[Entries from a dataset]

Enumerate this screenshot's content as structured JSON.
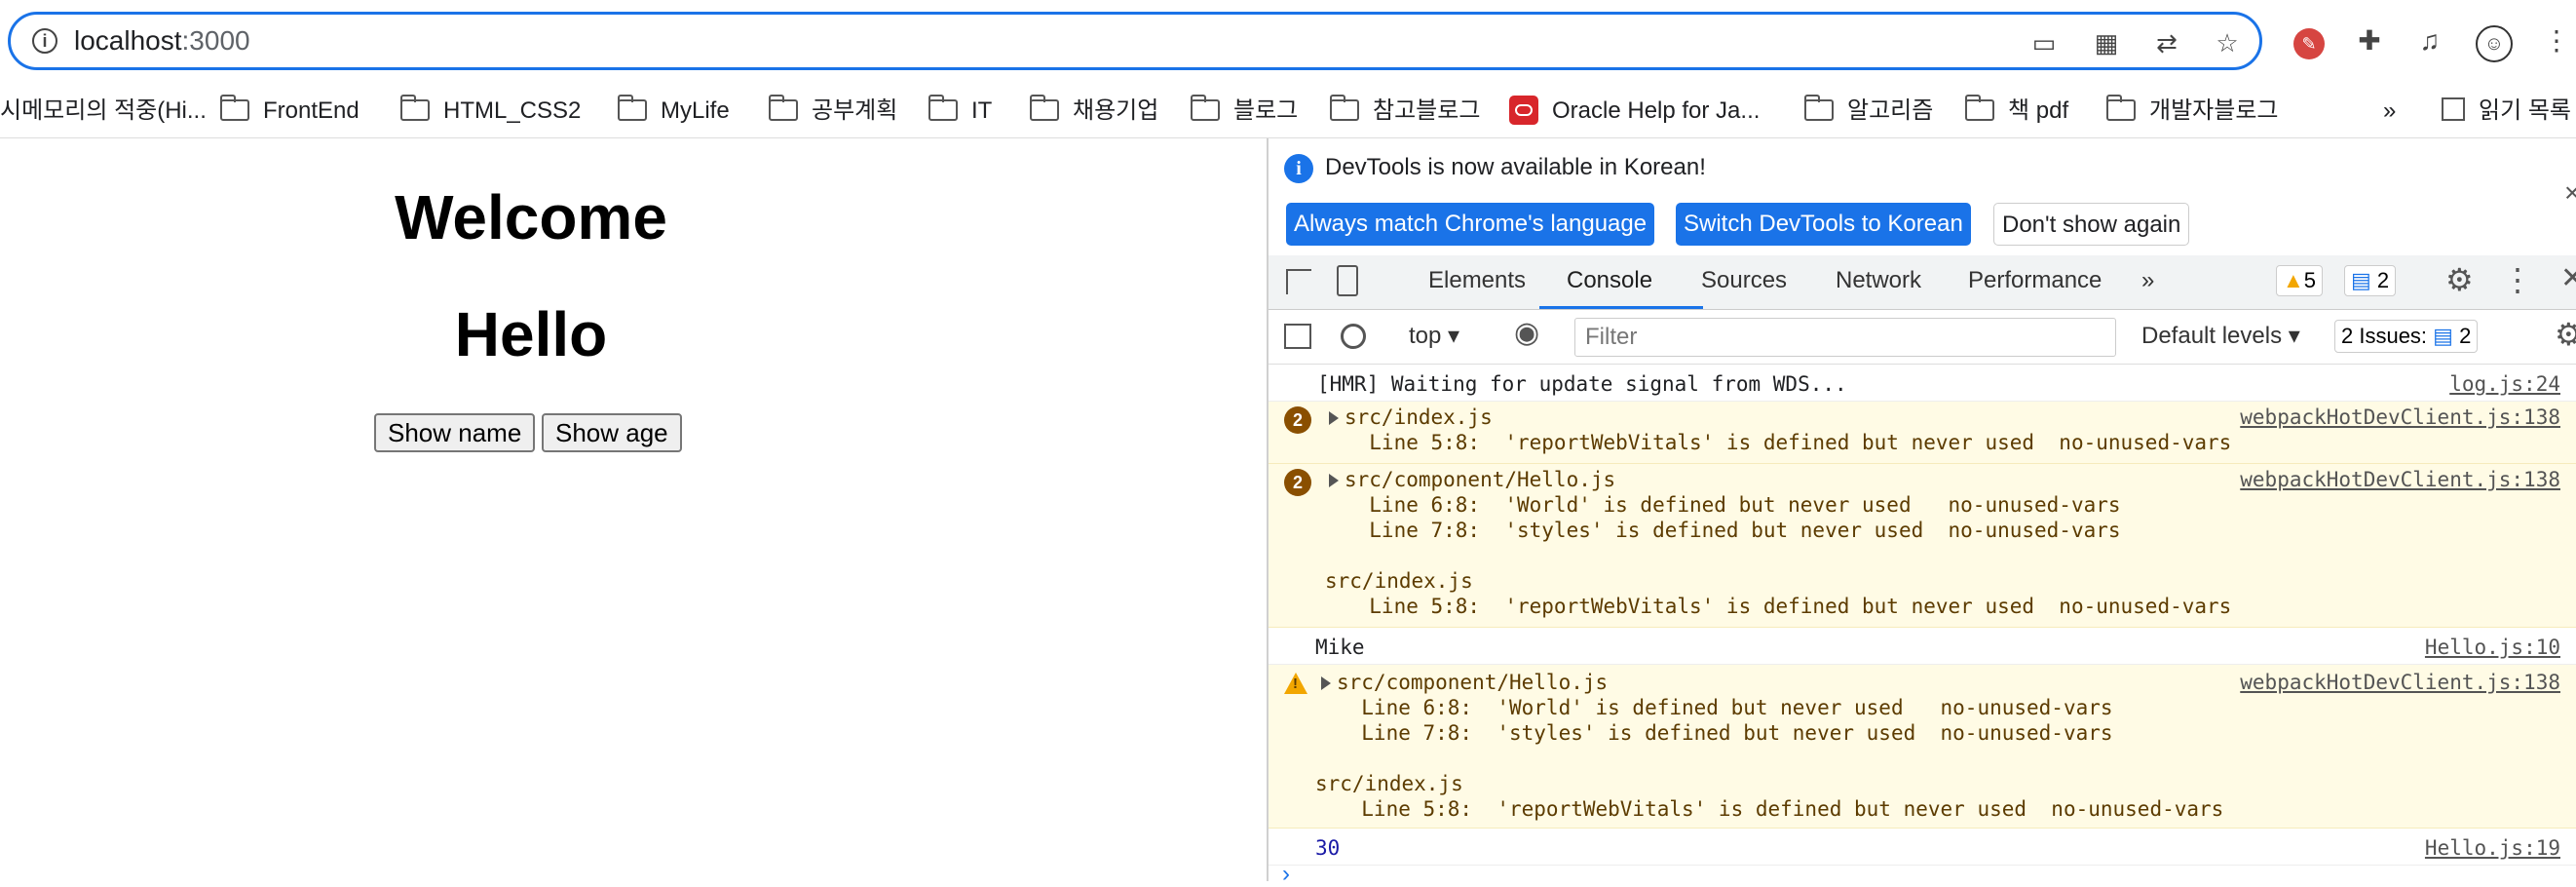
{
  "browser": {
    "url_host": "localhost",
    "url_port": ":3000",
    "extension_icons": [
      "cast-icon",
      "qr-code-icon",
      "translate-icon",
      "star-icon",
      "pencil-extension-icon",
      "puzzle-icon",
      "media-control-icon",
      "profile-avatar-icon",
      "kebab-menu-icon"
    ]
  },
  "bookmarks": {
    "items": [
      {
        "label": "시메모리의 적중(Hi..."
      },
      {
        "label": "FrontEnd"
      },
      {
        "label": "HTML_CSS2"
      },
      {
        "label": "MyLife"
      },
      {
        "label": "공부계획"
      },
      {
        "label": "IT"
      },
      {
        "label": "채용기업"
      },
      {
        "label": "블로그"
      },
      {
        "label": "참고블로그"
      },
      {
        "label": "Oracle Help for Ja..."
      },
      {
        "label": "알고리즘"
      },
      {
        "label": "책 pdf"
      },
      {
        "label": "개발자블로그"
      }
    ],
    "overflow": "»",
    "reading_list": "읽기 목록"
  },
  "page": {
    "heading1": "Welcome",
    "heading2": "Hello",
    "show_name_button": "Show name",
    "show_age_button": "Show age"
  },
  "devtools": {
    "info_message": "DevTools is now available in Korean!",
    "match_language_button": "Always match Chrome's language",
    "switch_korean_button": "Switch DevTools to Korean",
    "dont_show_button": "Don't show again",
    "close": "×",
    "tabs": [
      "Elements",
      "Console",
      "Sources",
      "Network",
      "Performance"
    ],
    "more_tabs": "»",
    "warning_count": "5",
    "message_count": "2",
    "context": "top",
    "filter_placeholder": "Filter",
    "levels": "Default levels",
    "issues_label": "2 Issues:",
    "issues_count": "2"
  },
  "console": {
    "entries": [
      {
        "text": "[HMR] Waiting for update signal from WDS...",
        "source": "log.js:24"
      },
      {
        "count": "2",
        "title": "src/index.js",
        "source": "webpackHotDevClient.js:138",
        "lines": [
          "  Line 5:8:  'reportWebVitals' is defined but never used  no-unused-vars"
        ]
      },
      {
        "count": "2",
        "title": "src/component/Hello.js",
        "source": "webpackHotDevClient.js:138",
        "lines": [
          "  Line 6:8:  'World' is defined but never used   no-unused-vars",
          "  Line 7:8:  'styles' is defined but never used  no-unused-vars",
          "",
          "src/index.js",
          "  Line 5:8:  'reportWebVitals' is defined but never used  no-unused-vars"
        ]
      },
      {
        "text": "Mike",
        "source": "Hello.js:10"
      },
      {
        "title": "src/component/Hello.js",
        "source": "webpackHotDevClient.js:138",
        "lines": [
          "  Line 6:8:  'World' is defined but never used   no-unused-vars",
          "  Line 7:8:  'styles' is defined but never used  no-unused-vars",
          "",
          "src/index.js",
          "  Line 5:8:  'reportWebVitals' is defined but never used  no-unused-vars"
        ]
      },
      {
        "text": "30",
        "source": "Hello.js:19"
      }
    ],
    "prompt": "›"
  },
  "colors": {
    "accent": "#1a73e8",
    "warning_bg": "#fffbe5",
    "number_blue": "#1a1aa6"
  }
}
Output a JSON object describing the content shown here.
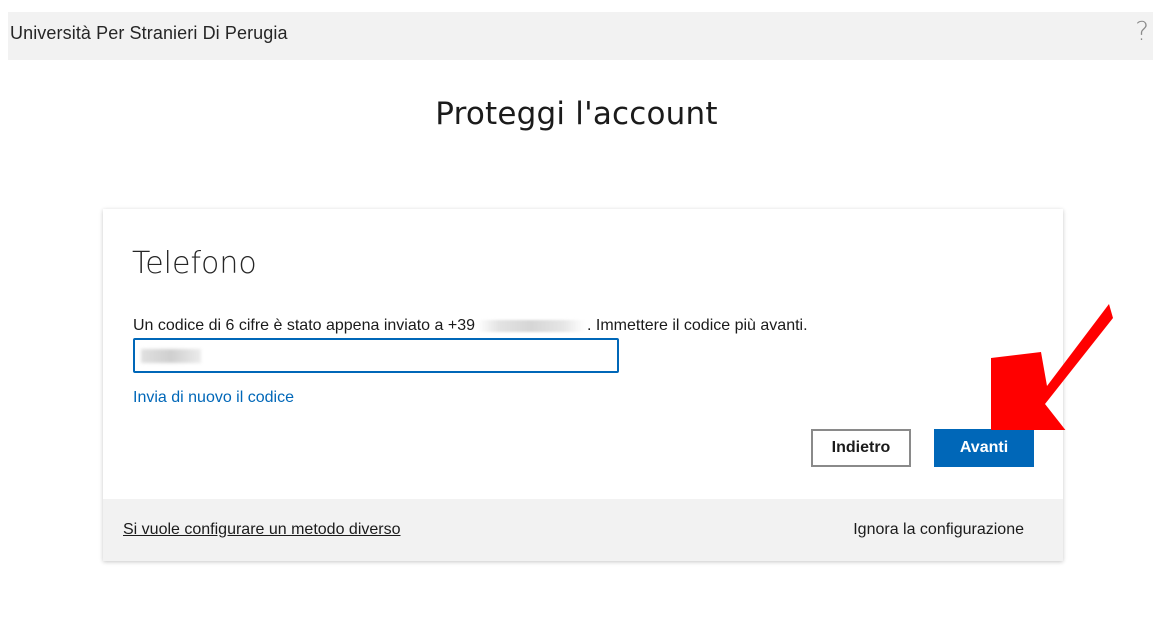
{
  "header": {
    "org_name": "Università Per Stranieri Di Perugia",
    "help_glyph": "?"
  },
  "page_title": "Proteggi l'account",
  "phone_step": {
    "section_title": "Telefono",
    "instruction_prefix": "Un codice di 6 cifre è stato appena inviato a +39",
    "instruction_suffix": ". Immettere il codice più avanti.",
    "code_value": "",
    "resend_link": "Invia di nuovo il codice",
    "back_button": "Indietro",
    "next_button": "Avanti"
  },
  "footer": {
    "alt_method_link": "Si vuole configurare un metodo diverso",
    "skip_link": "Ignora la configurazione"
  },
  "colors": {
    "accent": "#0067b8",
    "topbar_bg": "#f2f2f2",
    "annotation_arrow": "#ff0000"
  },
  "icons": {
    "help": "help-icon",
    "annotation": "red-arrow-annotation"
  }
}
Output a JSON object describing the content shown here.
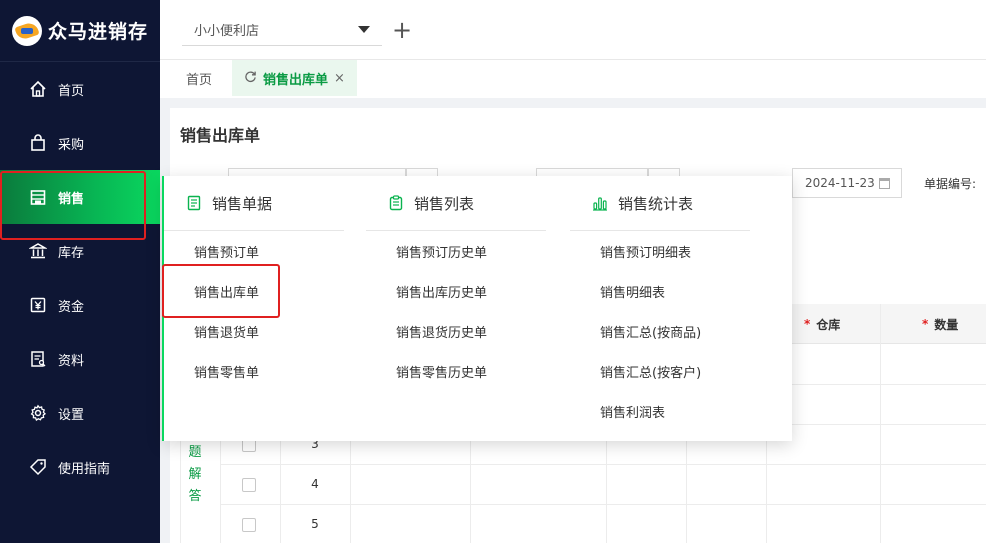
{
  "app": {
    "name": "众马进销存"
  },
  "sidebar": {
    "items": [
      {
        "label": "首页",
        "icon": "home-icon"
      },
      {
        "label": "采购",
        "icon": "shopping-bag-icon"
      },
      {
        "label": "销售",
        "icon": "store-icon",
        "active": true
      },
      {
        "label": "库存",
        "icon": "warehouse-icon"
      },
      {
        "label": "资金",
        "icon": "money-icon"
      },
      {
        "label": "资料",
        "icon": "document-icon"
      },
      {
        "label": "设置",
        "icon": "gear-icon"
      },
      {
        "label": "使用指南",
        "icon": "tag-icon"
      }
    ]
  },
  "topbar": {
    "store_value": "小小便利店",
    "add_label": "+"
  },
  "tabs": {
    "home": "首页",
    "active": "销售出库单",
    "close": "×"
  },
  "page": {
    "title": "销售出库单",
    "date_value": "2024-11-23",
    "doc_no_label": "单据编号:"
  },
  "table": {
    "headers": {
      "warehouse": "仓库",
      "quantity": "数量"
    },
    "row_numbers": [
      "3",
      "4",
      "5"
    ],
    "help_text": [
      "题",
      "解",
      "答"
    ]
  },
  "dropdown": {
    "columns": [
      {
        "title": "销售单据",
        "icon": "doc-list-icon",
        "items": [
          "销售预订单",
          "销售出库单",
          "销售退货单",
          "销售零售单"
        ]
      },
      {
        "title": "销售列表",
        "icon": "clipboard-icon",
        "items": [
          "销售预订历史单",
          "销售出库历史单",
          "销售退货历史单",
          "销售零售历史单"
        ]
      },
      {
        "title": "销售统计表",
        "icon": "bar-chart-icon",
        "items": [
          "销售预订明细表",
          "销售明细表",
          "销售汇总(按商品)",
          "销售汇总(按客户)",
          "销售利润表"
        ]
      }
    ]
  },
  "colors": {
    "accent": "#0ab34f",
    "sidebar_bg": "#0e1634",
    "highlight_box": "#e02020"
  }
}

§ **EXERCISE**
Copy all the lines of data exactly as they appear, dropping any images.

§ **ANSWER FOR THE TASK**
Enumerate this screenshot's content as structured JSON.
{
  "browser": {
    "url_host": "localhost",
    "url_port": ":3000",
    "extension_icons": [
      "cast-icon",
      "qr-code-icon",
      "translate-icon",
      "star-icon",
      "pencil-extension-icon",
      "puzzle-icon",
      "media-control-icon",
      "profile-avatar-icon",
      "kebab-menu-icon"
    ]
  },
  "bookmarks": {
    "items": [
      {
        "label": "시메모리의 적중(Hi..."
      },
      {
        "label": "FrontEnd"
      },
      {
        "label": "HTML_CSS2"
      },
      {
        "label": "MyLife"
      },
      {
        "label": "공부계획"
      },
      {
        "label": "IT"
      },
      {
        "label": "채용기업"
      },
      {
        "label": "블로그"
      },
      {
        "label": "참고블로그"
      },
      {
        "label": "Oracle Help for Ja..."
      },
      {
        "label": "알고리즘"
      },
      {
        "label": "책 pdf"
      },
      {
        "label": "개발자블로그"
      }
    ],
    "overflow": "»",
    "reading_list": "읽기 목록"
  },
  "page": {
    "heading1": "Welcome",
    "heading2": "Hello",
    "show_name_button": "Show name",
    "show_age_button": "Show age"
  },
  "devtools": {
    "info_message": "DevTools is now available in Korean!",
    "match_language_button": "Always match Chrome's language",
    "switch_korean_button": "Switch DevTools to Korean",
    "dont_show_button": "Don't show again",
    "close": "×",
    "tabs": [
      "Elements",
      "Console",
      "Sources",
      "Network",
      "Performance"
    ],
    "more_tabs": "»",
    "warning_count": "5",
    "message_count": "2",
    "context": "top",
    "filter_placeholder": "Filter",
    "levels": "Default levels",
    "issues_label": "2 Issues:",
    "issues_count": "2"
  },
  "console": {
    "entries": [
      {
        "text": "[HMR] Waiting for update signal from WDS...",
        "source": "log.js:24"
      },
      {
        "count": "2",
        "title": "src/index.js",
        "source": "webpackHotDevClient.js:138",
        "lines": [
          "  Line 5:8:  'reportWebVitals' is defined but never used  no-unused-vars"
        ]
      },
      {
        "count": "2",
        "title": "src/component/Hello.js",
        "source": "webpackHotDevClient.js:138",
        "lines": [
          "  Line 6:8:  'World' is defined but never used   no-unused-vars",
          "  Line 7:8:  'styles' is defined but never used  no-unused-vars",
          "",
          "src/index.js",
          "  Line 5:8:  'reportWebVitals' is defined but never used  no-unused-vars"
        ]
      },
      {
        "text": "Mike",
        "source": "Hello.js:10"
      },
      {
        "title": "src/component/Hello.js",
        "source": "webpackHotDevClient.js:138",
        "lines": [
          "  Line 6:8:  'World' is defined but never used   no-unused-vars",
          "  Line 7:8:  'styles' is defined but never used  no-unused-vars",
          "",
          "src/index.js",
          "  Line 5:8:  'reportWebVitals' is defined but never used  no-unused-vars"
        ]
      },
      {
        "text": "30",
        "source": "Hello.js:19"
      }
    ],
    "prompt": "›"
  },
  "colors": {
    "accent": "#1a73e8",
    "warning_bg": "#fffbe5",
    "number_blue": "#1a1aa6"
  }
}
Output a JSON object describing the content shown here.
{
  "header": {
    "org_name": "Università Per Stranieri Di Perugia",
    "help_glyph": "?"
  },
  "page_title": "Proteggi l'account",
  "phone_step": {
    "section_title": "Telefono",
    "instruction_prefix": "Un codice di 6 cifre è stato appena inviato a +39",
    "instruction_suffix": ". Immettere il codice più avanti.",
    "code_value": "",
    "resend_link": "Invia di nuovo il codice",
    "back_button": "Indietro",
    "next_button": "Avanti"
  },
  "footer": {
    "alt_method_link": "Si vuole configurare un metodo diverso",
    "skip_link": "Ignora la configurazione"
  },
  "colors": {
    "accent": "#0067b8",
    "topbar_bg": "#f2f2f2",
    "annotation_arrow": "#ff0000"
  },
  "icons": {
    "help": "help-icon",
    "annotation": "red-arrow-annotation"
  }
}
Output a JSON object describing the content shown here.
{
  "app": {
    "name": "众马进销存"
  },
  "sidebar": {
    "items": [
      {
        "label": "首页",
        "icon": "home-icon"
      },
      {
        "label": "采购",
        "icon": "shopping-bag-icon"
      },
      {
        "label": "销售",
        "icon": "store-icon",
        "active": true
      },
      {
        "label": "库存",
        "icon": "warehouse-icon"
      },
      {
        "label": "资金",
        "icon": "money-icon"
      },
      {
        "label": "资料",
        "icon": "document-icon"
      },
      {
        "label": "设置",
        "icon": "gear-icon"
      },
      {
        "label": "使用指南",
        "icon": "tag-icon"
      }
    ]
  },
  "topbar": {
    "store_value": "小小便利店",
    "add_label": "+"
  },
  "tabs": {
    "home": "首页",
    "active": "销售出库单",
    "close": "×"
  },
  "page": {
    "title": "销售出库单",
    "date_value": "2024-11-23",
    "doc_no_label": "单据编号:"
  },
  "table": {
    "headers": {
      "warehouse": "仓库",
      "quantity": "数量"
    },
    "row_numbers": [
      "3",
      "4",
      "5"
    ],
    "help_text": [
      "题",
      "解",
      "答"
    ]
  },
  "dropdown": {
    "columns": [
      {
        "title": "销售单据",
        "icon": "doc-list-icon",
        "items": [
          "销售预订单",
          "销售出库单",
          "销售退货单",
          "销售零售单"
        ]
      },
      {
        "title": "销售列表",
        "icon": "clipboard-icon",
        "items": [
          "销售预订历史单",
          "销售出库历史单",
          "销售退货历史单",
          "销售零售历史单"
        ]
      },
      {
        "title": "销售统计表",
        "icon": "bar-chart-icon",
        "items": [
          "销售预订明细表",
          "销售明细表",
          "销售汇总(按商品)",
          "销售汇总(按客户)",
          "销售利润表"
        ]
      }
    ]
  },
  "colors": {
    "accent": "#0ab34f",
    "sidebar_bg": "#0e1634",
    "highlight_box": "#e02020"
  }
}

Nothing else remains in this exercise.